▸ DESCRIPTION OF THE TASK
Show, in full, each line of the data that contains "ylabel".

▸ MATERIAL SUPPLIED
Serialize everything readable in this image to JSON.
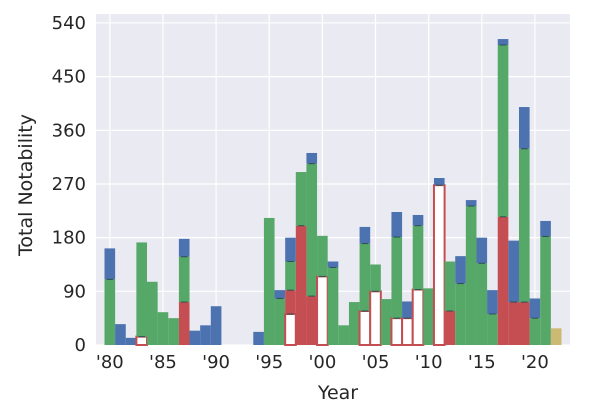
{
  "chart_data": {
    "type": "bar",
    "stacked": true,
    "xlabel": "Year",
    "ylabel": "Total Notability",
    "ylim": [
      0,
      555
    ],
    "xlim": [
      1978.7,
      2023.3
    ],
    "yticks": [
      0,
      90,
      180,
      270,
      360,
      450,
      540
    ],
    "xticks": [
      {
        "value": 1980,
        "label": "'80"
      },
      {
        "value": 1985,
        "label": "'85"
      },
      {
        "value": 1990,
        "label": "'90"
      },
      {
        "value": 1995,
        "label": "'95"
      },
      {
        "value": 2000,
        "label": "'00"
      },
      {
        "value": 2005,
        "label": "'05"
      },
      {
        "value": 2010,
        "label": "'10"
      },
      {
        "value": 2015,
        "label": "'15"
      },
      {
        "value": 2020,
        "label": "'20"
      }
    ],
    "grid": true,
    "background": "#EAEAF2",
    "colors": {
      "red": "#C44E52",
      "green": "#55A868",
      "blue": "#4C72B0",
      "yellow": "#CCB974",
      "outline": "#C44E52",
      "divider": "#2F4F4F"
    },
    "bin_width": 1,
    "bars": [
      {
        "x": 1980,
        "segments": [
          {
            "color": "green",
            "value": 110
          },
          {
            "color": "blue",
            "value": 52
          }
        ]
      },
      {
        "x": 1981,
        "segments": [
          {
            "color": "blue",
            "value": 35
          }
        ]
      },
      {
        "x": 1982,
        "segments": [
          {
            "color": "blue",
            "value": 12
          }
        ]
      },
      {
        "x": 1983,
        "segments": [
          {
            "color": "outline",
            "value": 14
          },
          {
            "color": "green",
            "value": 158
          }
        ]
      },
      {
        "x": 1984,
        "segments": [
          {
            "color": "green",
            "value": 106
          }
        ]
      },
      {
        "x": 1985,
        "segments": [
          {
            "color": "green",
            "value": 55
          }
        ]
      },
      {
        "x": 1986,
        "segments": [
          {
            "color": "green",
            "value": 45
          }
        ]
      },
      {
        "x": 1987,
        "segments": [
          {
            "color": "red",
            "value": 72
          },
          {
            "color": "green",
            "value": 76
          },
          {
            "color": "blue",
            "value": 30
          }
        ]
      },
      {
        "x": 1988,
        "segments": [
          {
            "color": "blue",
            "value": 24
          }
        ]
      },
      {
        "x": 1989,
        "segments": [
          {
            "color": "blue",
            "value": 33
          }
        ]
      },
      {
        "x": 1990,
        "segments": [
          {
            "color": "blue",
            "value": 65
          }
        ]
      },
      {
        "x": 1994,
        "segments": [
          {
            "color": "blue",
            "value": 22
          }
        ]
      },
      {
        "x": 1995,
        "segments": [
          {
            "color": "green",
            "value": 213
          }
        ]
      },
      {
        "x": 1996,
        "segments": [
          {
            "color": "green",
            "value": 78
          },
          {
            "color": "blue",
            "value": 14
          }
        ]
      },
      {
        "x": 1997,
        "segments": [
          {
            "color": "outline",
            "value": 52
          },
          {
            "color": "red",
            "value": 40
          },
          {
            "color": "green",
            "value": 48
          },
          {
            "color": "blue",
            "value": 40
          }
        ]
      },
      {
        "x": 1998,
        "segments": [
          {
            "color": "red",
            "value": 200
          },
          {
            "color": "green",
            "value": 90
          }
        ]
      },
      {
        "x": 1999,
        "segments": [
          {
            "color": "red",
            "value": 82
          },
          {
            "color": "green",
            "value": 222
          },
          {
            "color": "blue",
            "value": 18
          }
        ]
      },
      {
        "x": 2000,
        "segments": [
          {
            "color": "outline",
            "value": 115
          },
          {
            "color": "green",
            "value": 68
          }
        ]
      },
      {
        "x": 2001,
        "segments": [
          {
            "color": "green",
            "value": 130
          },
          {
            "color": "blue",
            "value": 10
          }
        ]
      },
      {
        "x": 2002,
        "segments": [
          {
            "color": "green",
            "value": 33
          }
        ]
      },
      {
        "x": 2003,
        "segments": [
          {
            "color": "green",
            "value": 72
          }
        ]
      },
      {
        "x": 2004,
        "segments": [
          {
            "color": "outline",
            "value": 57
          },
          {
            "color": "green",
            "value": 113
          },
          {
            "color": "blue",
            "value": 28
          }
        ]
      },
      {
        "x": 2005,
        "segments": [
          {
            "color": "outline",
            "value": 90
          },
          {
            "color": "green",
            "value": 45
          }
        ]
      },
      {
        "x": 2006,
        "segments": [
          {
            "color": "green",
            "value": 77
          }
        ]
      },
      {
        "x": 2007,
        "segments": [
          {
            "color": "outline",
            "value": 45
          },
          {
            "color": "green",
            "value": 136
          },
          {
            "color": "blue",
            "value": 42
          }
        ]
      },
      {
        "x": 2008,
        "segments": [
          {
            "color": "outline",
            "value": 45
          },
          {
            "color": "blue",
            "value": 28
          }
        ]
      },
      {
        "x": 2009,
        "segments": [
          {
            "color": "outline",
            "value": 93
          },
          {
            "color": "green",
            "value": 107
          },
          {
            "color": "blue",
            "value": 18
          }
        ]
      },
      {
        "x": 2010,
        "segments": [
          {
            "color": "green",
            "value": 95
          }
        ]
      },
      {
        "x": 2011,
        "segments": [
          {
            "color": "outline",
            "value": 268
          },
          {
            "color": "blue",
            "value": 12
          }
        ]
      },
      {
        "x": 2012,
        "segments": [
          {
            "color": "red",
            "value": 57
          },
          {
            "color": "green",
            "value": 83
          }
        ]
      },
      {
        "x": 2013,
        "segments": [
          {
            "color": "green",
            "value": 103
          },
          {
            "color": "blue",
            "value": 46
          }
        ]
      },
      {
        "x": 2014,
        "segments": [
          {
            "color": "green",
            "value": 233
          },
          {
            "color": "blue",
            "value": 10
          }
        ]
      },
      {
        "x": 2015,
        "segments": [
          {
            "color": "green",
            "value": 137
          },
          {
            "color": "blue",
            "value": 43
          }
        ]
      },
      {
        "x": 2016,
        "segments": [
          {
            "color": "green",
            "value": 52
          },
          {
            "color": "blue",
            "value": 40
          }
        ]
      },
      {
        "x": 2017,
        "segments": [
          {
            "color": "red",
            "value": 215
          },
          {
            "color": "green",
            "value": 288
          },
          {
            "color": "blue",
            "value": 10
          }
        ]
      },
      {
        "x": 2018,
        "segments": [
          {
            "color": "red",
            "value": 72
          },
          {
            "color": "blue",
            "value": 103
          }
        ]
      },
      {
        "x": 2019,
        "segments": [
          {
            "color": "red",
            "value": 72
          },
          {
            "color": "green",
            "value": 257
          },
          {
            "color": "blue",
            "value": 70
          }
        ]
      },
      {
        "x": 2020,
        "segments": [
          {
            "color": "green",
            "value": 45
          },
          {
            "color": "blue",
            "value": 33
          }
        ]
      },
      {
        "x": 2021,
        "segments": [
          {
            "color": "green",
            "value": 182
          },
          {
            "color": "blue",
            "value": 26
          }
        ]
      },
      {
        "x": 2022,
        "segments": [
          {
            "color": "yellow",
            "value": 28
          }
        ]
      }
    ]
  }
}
* * *
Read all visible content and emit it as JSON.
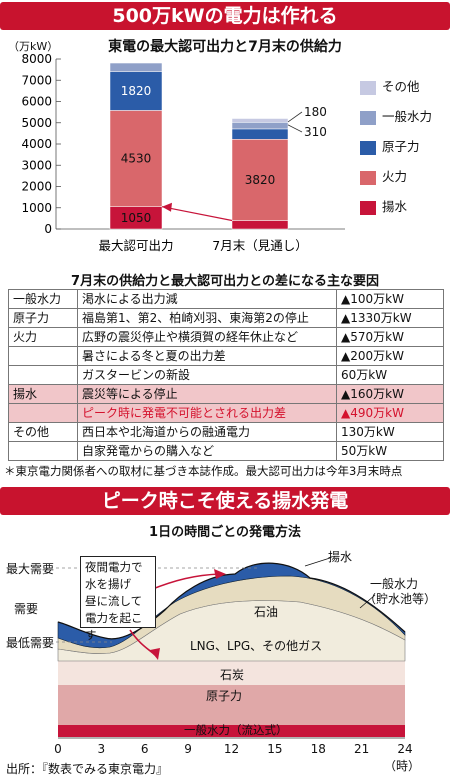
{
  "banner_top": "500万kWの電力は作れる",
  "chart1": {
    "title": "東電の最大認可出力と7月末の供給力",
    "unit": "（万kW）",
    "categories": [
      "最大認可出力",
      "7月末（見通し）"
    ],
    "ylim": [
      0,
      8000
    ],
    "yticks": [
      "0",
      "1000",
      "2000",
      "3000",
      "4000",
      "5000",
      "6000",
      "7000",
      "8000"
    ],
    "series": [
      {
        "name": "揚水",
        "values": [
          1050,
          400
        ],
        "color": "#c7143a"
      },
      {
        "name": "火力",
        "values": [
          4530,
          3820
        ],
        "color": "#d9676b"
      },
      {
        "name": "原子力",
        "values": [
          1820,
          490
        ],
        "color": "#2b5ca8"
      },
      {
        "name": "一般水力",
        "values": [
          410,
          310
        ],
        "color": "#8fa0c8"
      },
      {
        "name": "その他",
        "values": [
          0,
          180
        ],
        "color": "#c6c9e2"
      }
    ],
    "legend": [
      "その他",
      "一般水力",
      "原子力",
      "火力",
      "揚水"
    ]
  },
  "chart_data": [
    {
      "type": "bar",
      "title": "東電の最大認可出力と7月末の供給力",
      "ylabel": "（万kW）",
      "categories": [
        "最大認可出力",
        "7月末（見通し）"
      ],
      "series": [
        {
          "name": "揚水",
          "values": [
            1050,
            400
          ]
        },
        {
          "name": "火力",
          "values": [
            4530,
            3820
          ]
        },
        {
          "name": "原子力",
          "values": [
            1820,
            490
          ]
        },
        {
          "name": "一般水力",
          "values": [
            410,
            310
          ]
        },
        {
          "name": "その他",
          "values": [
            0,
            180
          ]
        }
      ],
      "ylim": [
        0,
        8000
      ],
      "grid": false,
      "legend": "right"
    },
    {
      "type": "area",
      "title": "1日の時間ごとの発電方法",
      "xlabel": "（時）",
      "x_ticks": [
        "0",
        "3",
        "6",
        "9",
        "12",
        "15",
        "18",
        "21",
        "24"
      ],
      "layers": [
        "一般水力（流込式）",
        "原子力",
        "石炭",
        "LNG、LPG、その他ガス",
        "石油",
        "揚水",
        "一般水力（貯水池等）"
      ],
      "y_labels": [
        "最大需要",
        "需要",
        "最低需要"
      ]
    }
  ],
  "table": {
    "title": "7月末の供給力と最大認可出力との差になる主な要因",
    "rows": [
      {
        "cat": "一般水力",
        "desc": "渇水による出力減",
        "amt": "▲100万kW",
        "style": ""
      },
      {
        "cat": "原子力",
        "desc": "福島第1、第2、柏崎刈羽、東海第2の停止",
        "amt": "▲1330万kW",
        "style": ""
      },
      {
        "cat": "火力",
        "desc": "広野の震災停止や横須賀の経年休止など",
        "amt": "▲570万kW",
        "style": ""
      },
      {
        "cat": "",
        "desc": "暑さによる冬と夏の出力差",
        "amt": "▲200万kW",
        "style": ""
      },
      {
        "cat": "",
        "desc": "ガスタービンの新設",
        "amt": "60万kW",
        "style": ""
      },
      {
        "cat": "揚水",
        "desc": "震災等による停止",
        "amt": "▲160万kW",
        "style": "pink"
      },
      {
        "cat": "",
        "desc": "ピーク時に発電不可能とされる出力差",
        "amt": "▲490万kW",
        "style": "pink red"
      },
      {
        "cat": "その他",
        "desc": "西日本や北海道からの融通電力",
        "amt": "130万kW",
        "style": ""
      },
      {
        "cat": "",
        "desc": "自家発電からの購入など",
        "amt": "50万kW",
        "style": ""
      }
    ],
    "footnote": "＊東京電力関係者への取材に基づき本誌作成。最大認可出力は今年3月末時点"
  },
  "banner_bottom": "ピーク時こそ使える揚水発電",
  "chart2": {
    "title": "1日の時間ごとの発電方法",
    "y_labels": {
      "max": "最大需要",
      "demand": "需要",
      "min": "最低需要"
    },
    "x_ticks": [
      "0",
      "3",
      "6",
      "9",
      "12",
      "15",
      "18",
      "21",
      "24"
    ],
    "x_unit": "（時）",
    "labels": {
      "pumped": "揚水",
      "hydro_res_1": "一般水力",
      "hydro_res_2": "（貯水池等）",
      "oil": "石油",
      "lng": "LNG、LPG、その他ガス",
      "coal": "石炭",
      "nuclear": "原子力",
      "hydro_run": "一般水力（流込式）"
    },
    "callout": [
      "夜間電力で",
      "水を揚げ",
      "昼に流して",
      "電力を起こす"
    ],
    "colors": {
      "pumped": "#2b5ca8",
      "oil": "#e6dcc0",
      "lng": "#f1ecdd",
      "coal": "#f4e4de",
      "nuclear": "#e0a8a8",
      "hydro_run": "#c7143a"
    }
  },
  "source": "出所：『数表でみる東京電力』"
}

▸ SOLUTION TO THIS EXERCISE
    "ylabel": "Total Notability",
      "ylabel": "（万kW）",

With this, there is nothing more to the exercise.